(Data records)
+--

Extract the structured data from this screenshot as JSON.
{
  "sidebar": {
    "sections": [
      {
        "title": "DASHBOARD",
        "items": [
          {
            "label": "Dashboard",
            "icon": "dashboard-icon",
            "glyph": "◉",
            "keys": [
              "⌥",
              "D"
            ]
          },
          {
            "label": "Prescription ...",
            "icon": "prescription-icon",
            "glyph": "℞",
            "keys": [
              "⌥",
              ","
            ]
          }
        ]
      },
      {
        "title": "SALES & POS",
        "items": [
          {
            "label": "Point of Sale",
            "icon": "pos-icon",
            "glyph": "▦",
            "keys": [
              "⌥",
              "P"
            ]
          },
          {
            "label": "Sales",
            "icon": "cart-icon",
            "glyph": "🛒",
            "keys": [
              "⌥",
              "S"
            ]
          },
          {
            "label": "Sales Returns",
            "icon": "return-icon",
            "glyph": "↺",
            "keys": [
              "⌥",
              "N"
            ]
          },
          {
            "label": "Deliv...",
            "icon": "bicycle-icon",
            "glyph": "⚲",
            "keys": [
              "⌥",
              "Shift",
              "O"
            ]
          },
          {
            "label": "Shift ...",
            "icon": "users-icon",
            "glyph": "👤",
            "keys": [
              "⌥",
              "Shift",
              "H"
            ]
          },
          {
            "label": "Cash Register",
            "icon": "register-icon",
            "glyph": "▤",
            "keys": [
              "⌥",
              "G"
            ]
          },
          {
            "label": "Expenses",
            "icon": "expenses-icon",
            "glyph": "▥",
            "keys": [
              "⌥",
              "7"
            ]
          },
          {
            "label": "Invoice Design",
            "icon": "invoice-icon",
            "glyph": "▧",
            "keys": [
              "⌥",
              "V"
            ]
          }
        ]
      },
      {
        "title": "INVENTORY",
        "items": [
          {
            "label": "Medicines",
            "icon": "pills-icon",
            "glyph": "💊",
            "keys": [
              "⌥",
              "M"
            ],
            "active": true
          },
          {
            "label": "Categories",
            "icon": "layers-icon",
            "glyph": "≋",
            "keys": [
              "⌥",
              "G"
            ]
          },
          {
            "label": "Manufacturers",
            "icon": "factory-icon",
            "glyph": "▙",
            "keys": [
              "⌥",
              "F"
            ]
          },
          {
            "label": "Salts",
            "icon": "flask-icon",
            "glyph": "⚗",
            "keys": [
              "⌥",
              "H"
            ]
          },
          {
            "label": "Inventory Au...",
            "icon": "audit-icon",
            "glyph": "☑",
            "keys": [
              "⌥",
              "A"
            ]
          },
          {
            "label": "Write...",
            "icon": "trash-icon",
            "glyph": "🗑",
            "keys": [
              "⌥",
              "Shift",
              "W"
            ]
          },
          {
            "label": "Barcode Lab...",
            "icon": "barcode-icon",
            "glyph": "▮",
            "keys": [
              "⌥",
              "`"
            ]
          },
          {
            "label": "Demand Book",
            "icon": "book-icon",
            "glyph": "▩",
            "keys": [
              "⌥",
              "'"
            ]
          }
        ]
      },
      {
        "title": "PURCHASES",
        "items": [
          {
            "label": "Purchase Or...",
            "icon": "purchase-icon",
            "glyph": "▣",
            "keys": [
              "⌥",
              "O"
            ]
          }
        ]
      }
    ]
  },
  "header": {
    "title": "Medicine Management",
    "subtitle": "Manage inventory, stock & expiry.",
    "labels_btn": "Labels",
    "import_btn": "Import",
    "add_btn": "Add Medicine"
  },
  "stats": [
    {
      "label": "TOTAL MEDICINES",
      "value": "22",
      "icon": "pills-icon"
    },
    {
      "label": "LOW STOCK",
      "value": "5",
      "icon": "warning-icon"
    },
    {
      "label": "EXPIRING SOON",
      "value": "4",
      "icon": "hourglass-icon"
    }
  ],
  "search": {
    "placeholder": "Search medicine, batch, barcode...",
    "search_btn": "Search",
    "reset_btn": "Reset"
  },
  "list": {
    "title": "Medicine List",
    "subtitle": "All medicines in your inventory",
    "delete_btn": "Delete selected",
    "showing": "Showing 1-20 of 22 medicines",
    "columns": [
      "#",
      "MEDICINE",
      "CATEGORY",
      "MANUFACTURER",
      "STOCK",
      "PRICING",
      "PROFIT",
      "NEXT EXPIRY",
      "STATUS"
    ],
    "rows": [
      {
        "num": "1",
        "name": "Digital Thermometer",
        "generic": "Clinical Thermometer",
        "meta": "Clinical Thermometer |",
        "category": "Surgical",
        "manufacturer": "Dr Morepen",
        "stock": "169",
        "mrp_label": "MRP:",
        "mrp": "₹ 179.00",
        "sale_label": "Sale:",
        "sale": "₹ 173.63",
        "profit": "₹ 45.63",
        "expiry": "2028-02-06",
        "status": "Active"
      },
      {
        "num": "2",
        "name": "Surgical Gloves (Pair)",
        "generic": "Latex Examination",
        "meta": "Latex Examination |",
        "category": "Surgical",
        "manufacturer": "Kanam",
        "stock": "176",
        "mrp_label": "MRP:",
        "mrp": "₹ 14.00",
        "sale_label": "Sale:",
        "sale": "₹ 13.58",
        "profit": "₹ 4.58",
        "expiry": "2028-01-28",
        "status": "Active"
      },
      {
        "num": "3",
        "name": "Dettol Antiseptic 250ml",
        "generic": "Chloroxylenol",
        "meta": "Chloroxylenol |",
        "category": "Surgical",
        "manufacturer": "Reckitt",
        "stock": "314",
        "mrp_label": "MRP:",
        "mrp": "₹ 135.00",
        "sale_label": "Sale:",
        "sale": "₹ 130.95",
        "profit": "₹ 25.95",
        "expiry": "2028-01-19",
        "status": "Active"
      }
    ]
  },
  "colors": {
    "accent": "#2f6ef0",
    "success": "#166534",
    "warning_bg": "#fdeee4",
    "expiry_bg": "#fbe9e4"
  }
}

+--

Go through the listing above and list every line that has the word "Clinical".

        "generic": "Clinical Thermometer",
        "meta": "Clinical Thermometer |",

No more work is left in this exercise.